[SET TASK]
List all lines in the material below that contain "Donner".

[RECORDS FOR THIS EXERCISE]
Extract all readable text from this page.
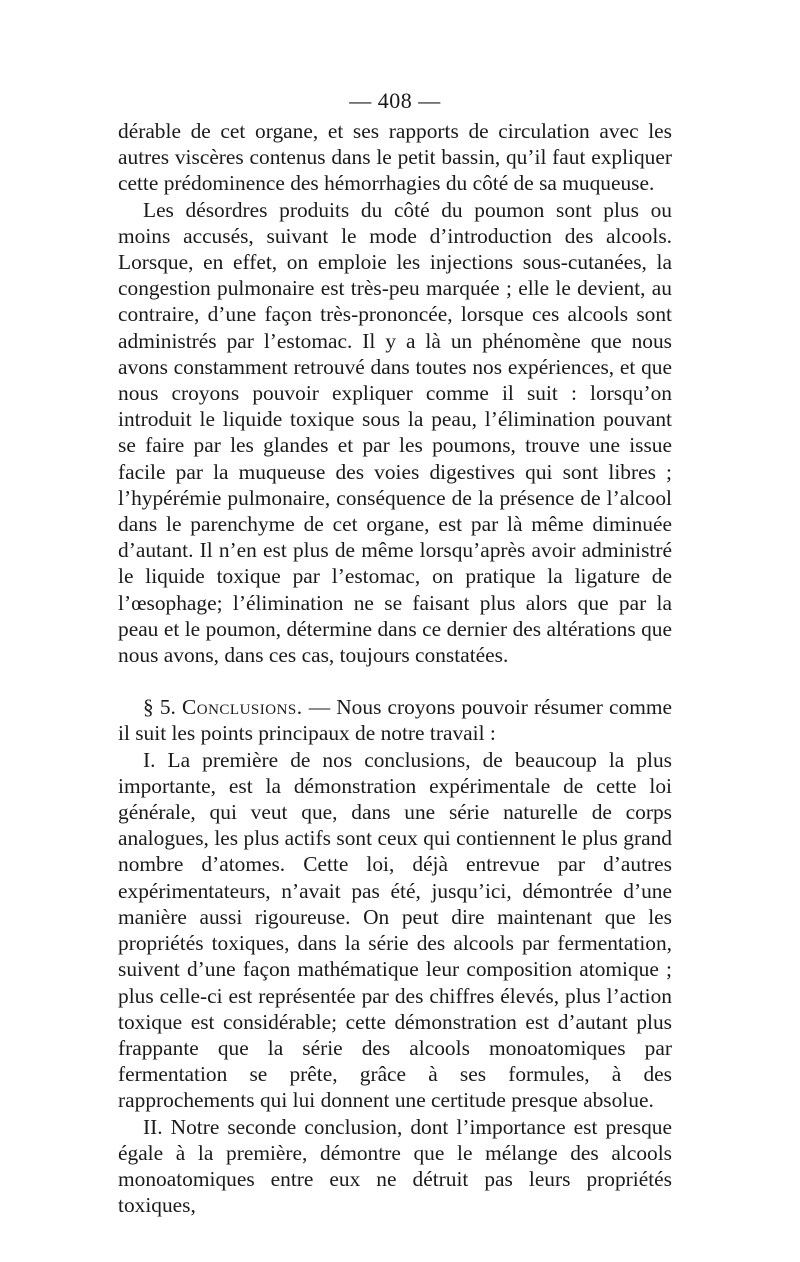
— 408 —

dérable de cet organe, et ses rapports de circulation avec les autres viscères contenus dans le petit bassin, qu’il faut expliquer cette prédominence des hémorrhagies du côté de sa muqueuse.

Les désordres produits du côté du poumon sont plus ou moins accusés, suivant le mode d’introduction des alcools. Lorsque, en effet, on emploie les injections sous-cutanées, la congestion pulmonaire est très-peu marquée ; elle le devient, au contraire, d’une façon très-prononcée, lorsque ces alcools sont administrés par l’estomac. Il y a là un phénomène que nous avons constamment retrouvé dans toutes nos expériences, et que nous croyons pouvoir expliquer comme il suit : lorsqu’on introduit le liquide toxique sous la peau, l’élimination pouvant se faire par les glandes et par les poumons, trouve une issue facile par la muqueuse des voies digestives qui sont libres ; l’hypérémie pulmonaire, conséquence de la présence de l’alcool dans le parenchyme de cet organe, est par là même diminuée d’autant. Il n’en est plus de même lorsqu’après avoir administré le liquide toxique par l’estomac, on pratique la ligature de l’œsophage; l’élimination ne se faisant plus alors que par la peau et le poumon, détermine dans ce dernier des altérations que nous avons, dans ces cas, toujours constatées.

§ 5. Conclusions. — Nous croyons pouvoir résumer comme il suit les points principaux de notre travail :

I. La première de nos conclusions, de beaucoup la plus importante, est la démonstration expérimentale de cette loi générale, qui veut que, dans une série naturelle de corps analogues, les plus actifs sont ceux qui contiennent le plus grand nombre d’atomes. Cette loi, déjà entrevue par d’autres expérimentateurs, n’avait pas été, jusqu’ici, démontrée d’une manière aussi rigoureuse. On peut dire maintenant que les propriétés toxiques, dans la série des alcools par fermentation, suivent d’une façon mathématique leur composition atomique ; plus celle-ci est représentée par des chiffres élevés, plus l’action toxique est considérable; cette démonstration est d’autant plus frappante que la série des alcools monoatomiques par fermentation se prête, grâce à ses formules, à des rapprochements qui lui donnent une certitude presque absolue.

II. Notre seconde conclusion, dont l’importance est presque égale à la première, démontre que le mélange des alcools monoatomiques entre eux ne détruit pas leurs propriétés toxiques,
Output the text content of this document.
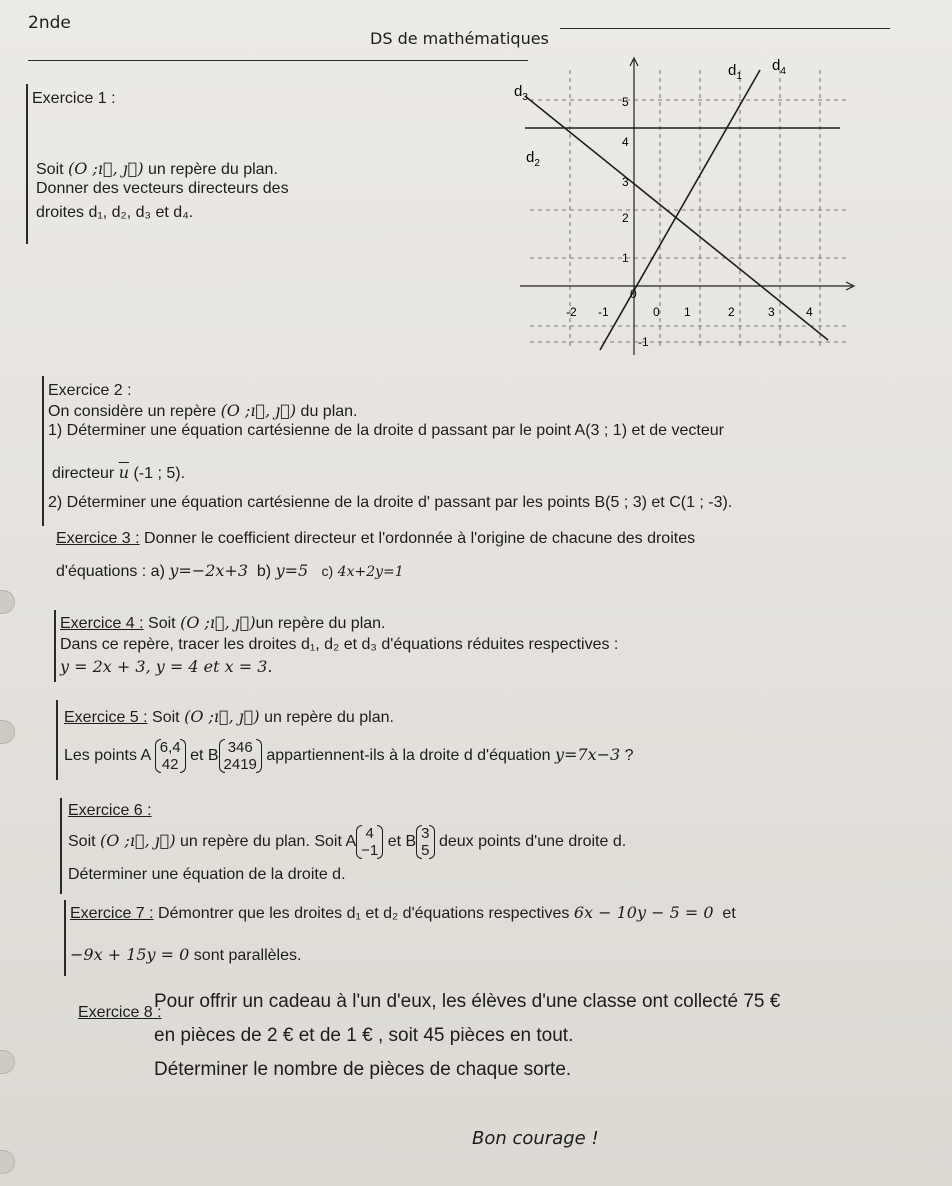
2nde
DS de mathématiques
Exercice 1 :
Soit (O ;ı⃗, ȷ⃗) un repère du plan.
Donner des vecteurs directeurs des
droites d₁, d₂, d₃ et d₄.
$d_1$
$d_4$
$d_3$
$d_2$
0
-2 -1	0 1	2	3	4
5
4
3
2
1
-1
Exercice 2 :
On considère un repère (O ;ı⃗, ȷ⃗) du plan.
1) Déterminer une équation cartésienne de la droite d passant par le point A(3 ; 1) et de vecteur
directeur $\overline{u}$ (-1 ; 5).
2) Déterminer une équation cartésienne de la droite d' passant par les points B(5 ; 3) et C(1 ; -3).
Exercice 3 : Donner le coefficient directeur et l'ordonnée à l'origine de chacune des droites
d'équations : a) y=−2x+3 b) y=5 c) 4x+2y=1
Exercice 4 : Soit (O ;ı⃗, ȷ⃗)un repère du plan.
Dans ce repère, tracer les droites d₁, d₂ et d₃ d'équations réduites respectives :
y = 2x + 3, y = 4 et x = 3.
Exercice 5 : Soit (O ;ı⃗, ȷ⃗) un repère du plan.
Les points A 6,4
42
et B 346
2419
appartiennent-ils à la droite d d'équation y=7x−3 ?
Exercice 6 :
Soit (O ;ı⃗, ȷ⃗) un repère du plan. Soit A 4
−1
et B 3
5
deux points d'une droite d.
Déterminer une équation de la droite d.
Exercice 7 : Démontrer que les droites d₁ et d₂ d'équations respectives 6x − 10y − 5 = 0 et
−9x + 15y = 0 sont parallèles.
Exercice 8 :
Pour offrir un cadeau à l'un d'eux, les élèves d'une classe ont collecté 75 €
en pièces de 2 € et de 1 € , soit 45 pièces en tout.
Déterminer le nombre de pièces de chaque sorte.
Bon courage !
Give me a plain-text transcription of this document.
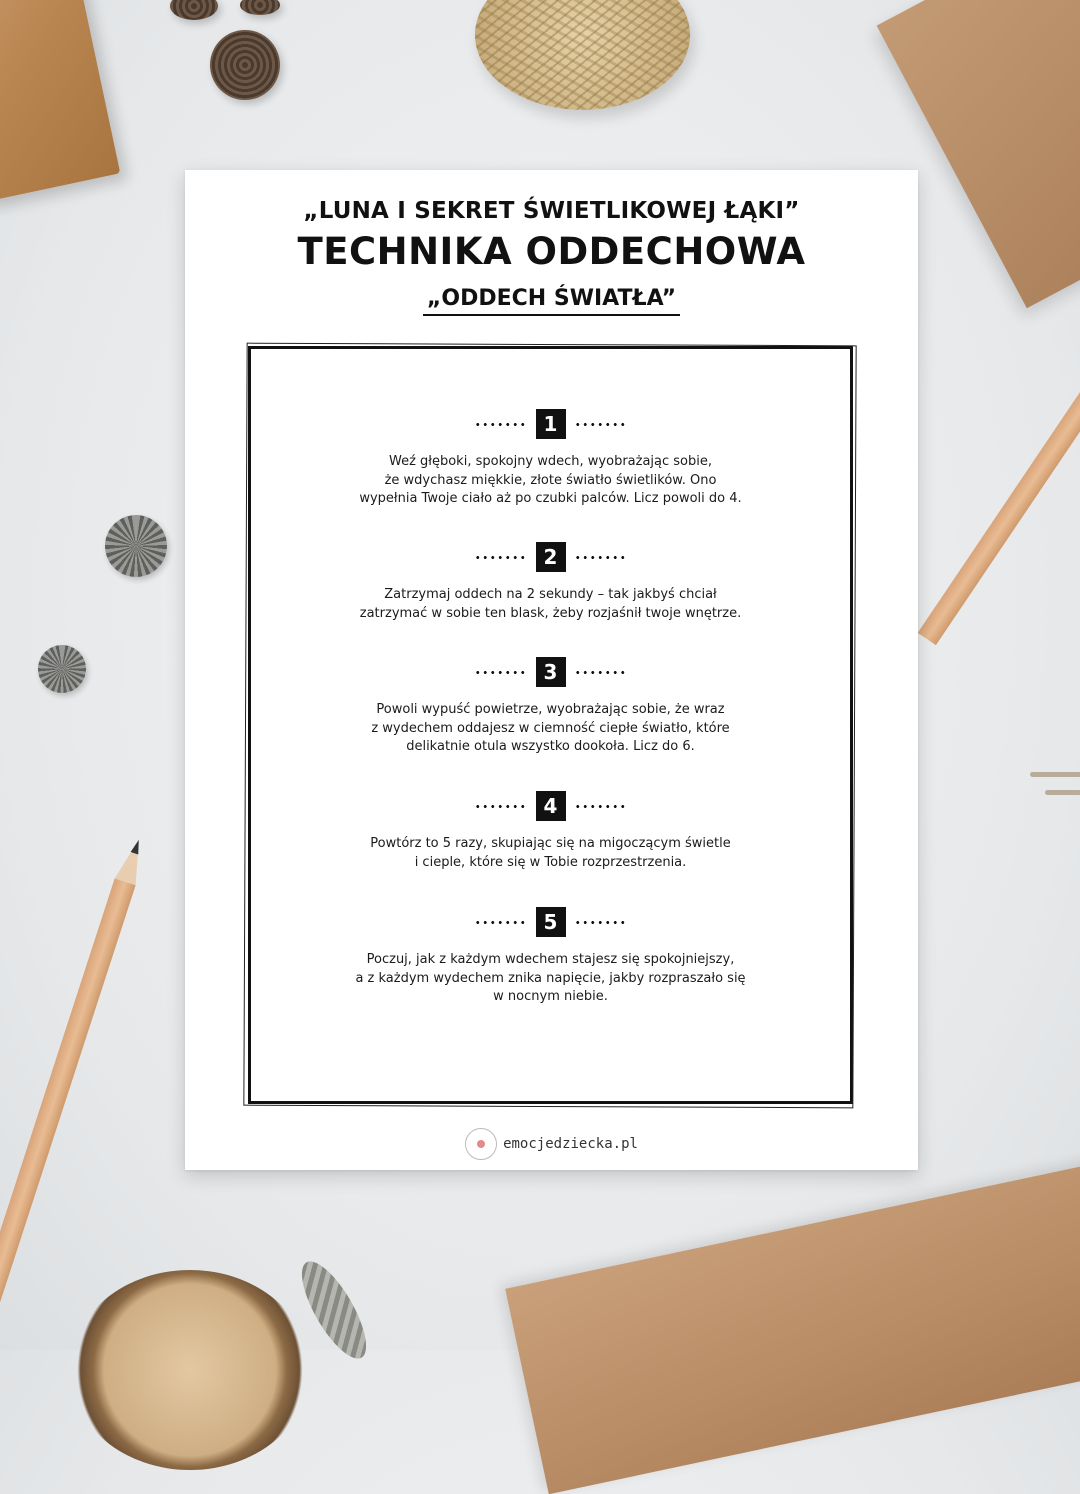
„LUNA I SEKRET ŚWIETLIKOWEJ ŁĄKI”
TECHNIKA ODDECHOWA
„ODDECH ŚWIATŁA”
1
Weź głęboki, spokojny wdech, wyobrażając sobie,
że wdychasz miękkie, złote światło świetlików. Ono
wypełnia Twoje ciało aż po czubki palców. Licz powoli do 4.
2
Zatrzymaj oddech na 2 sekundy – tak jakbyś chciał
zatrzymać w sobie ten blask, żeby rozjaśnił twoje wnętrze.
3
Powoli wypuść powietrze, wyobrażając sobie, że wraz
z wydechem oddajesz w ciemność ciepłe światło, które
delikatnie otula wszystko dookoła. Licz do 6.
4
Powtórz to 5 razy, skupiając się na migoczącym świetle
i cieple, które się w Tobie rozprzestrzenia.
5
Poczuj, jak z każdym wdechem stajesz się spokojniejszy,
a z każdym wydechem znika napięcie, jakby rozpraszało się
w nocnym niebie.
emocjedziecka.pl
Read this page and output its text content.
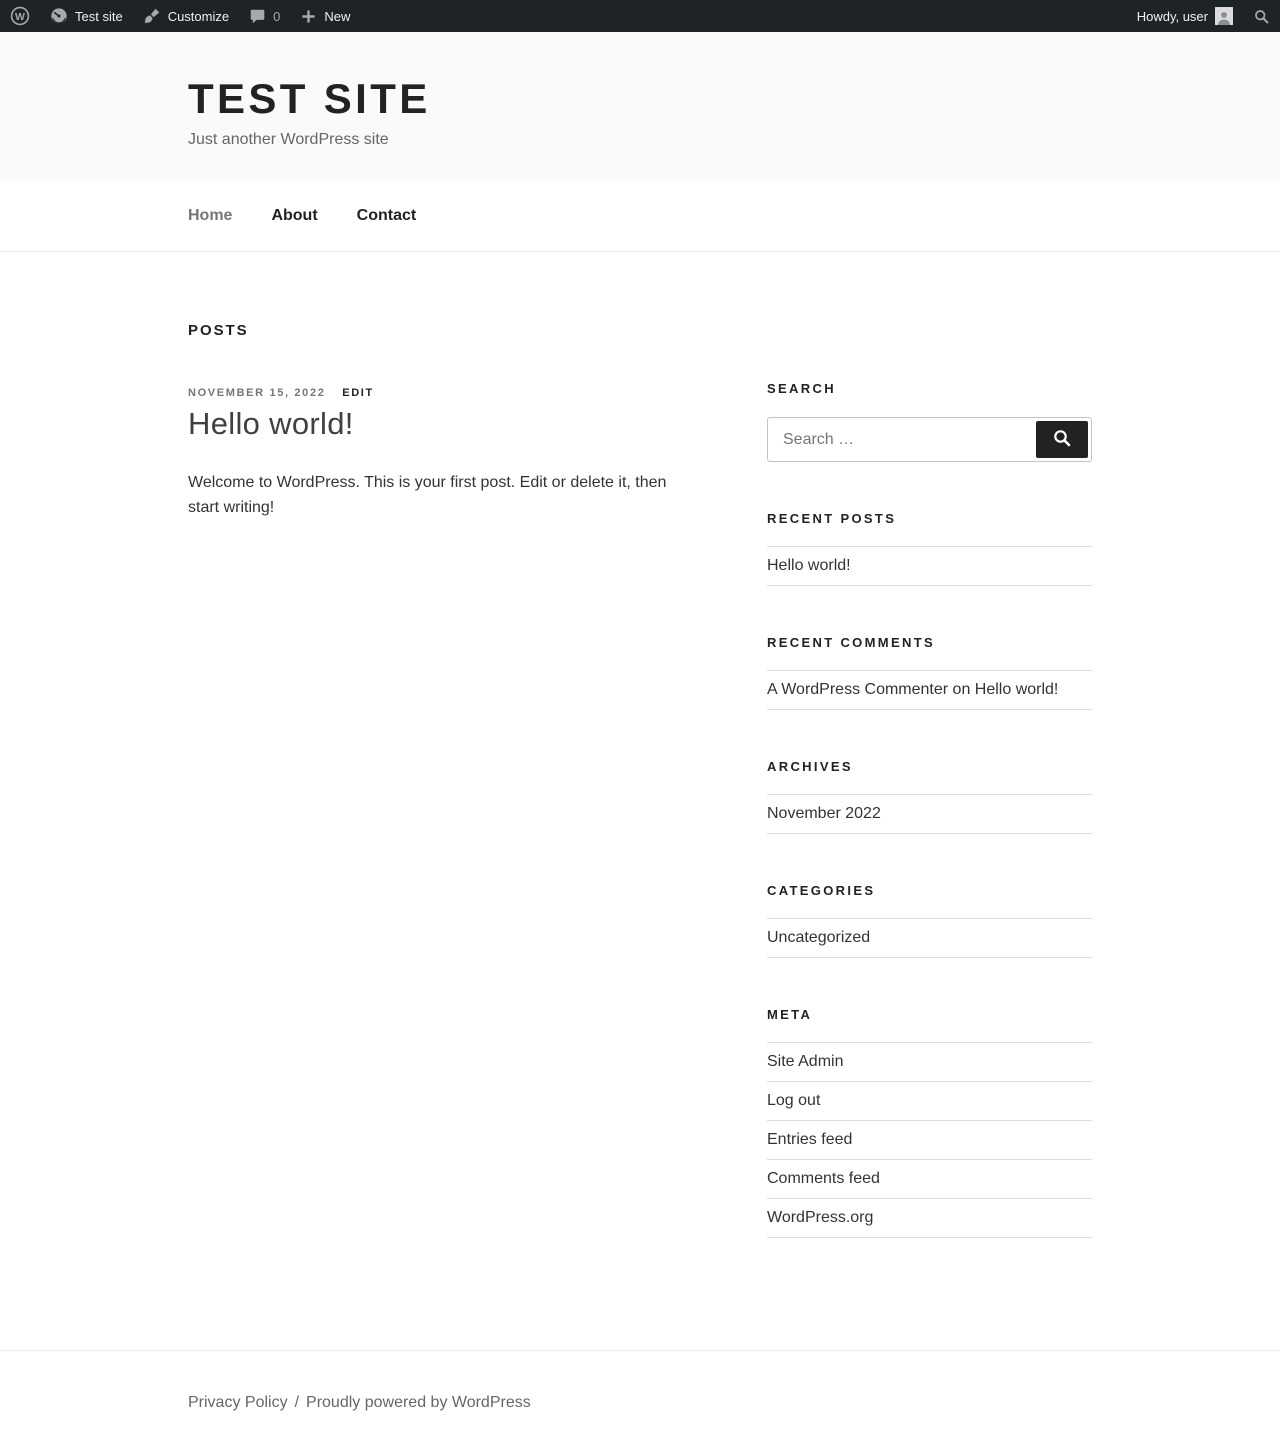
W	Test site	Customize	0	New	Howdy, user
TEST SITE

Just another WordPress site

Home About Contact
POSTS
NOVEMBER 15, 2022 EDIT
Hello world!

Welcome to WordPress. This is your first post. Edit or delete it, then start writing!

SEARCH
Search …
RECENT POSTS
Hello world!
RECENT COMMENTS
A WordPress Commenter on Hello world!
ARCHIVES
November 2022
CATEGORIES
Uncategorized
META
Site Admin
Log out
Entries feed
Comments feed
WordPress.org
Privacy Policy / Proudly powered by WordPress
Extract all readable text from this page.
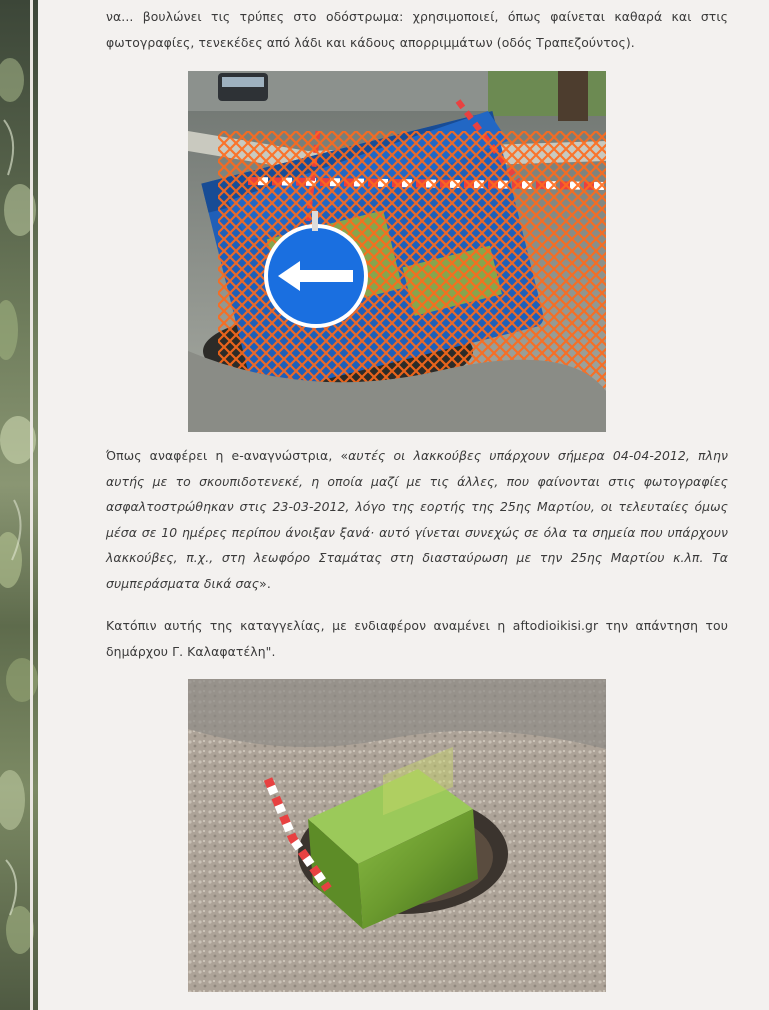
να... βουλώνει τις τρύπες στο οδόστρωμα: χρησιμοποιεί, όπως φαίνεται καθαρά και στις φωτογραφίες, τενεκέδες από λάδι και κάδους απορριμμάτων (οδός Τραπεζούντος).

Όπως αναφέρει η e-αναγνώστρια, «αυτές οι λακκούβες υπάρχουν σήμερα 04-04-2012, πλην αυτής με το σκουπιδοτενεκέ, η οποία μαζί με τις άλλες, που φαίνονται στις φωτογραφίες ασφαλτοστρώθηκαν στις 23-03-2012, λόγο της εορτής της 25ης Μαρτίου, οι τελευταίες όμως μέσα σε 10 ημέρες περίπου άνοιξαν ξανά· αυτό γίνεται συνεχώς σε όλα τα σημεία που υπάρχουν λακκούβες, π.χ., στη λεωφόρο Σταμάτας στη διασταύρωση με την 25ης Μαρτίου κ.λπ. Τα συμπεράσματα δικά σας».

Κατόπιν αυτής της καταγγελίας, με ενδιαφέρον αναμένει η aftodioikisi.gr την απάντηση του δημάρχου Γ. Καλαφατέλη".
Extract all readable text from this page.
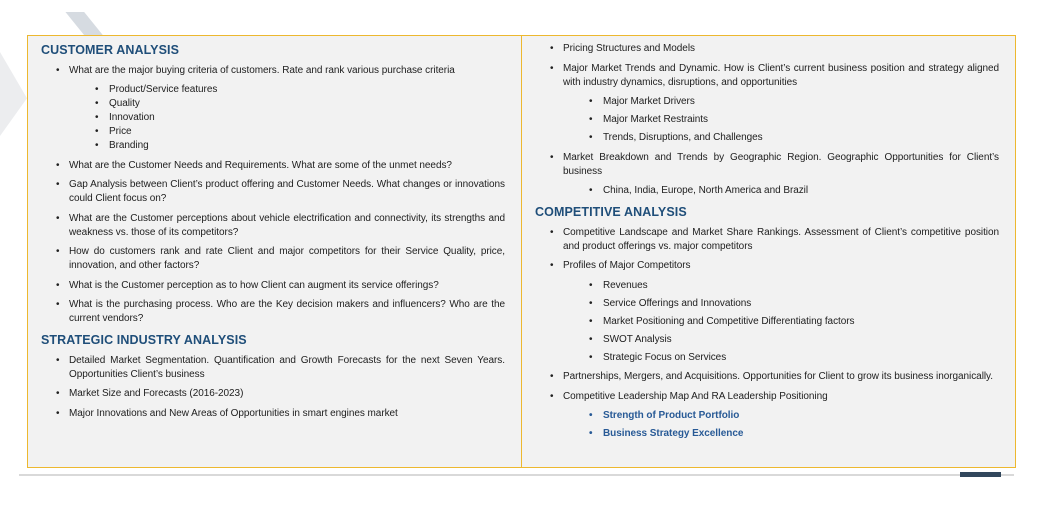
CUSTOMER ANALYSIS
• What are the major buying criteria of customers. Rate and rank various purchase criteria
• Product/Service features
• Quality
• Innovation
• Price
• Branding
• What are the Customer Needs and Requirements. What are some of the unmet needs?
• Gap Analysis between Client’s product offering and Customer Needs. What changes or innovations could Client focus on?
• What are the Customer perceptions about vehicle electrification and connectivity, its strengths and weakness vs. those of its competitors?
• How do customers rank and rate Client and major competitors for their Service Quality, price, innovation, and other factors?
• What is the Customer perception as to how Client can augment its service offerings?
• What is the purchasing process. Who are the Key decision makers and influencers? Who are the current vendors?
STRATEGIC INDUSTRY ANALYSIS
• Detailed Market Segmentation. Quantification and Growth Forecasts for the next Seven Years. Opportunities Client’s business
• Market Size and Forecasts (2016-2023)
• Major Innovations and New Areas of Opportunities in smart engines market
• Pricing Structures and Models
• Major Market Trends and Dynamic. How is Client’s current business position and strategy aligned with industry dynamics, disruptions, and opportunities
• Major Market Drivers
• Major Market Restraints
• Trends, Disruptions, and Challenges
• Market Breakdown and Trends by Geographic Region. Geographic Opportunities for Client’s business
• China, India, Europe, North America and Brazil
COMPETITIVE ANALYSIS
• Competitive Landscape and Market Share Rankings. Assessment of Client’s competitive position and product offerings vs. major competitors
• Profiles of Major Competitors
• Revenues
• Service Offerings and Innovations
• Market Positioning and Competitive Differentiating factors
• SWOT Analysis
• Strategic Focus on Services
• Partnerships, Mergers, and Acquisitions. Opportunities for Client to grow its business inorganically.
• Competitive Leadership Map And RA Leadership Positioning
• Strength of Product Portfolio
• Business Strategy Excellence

[THE RESULT]
Donner des vecteurs directeurs des
Exercice 3 : Donner le coefficient directeur et l'ordonnée à l'origine de chacune des droites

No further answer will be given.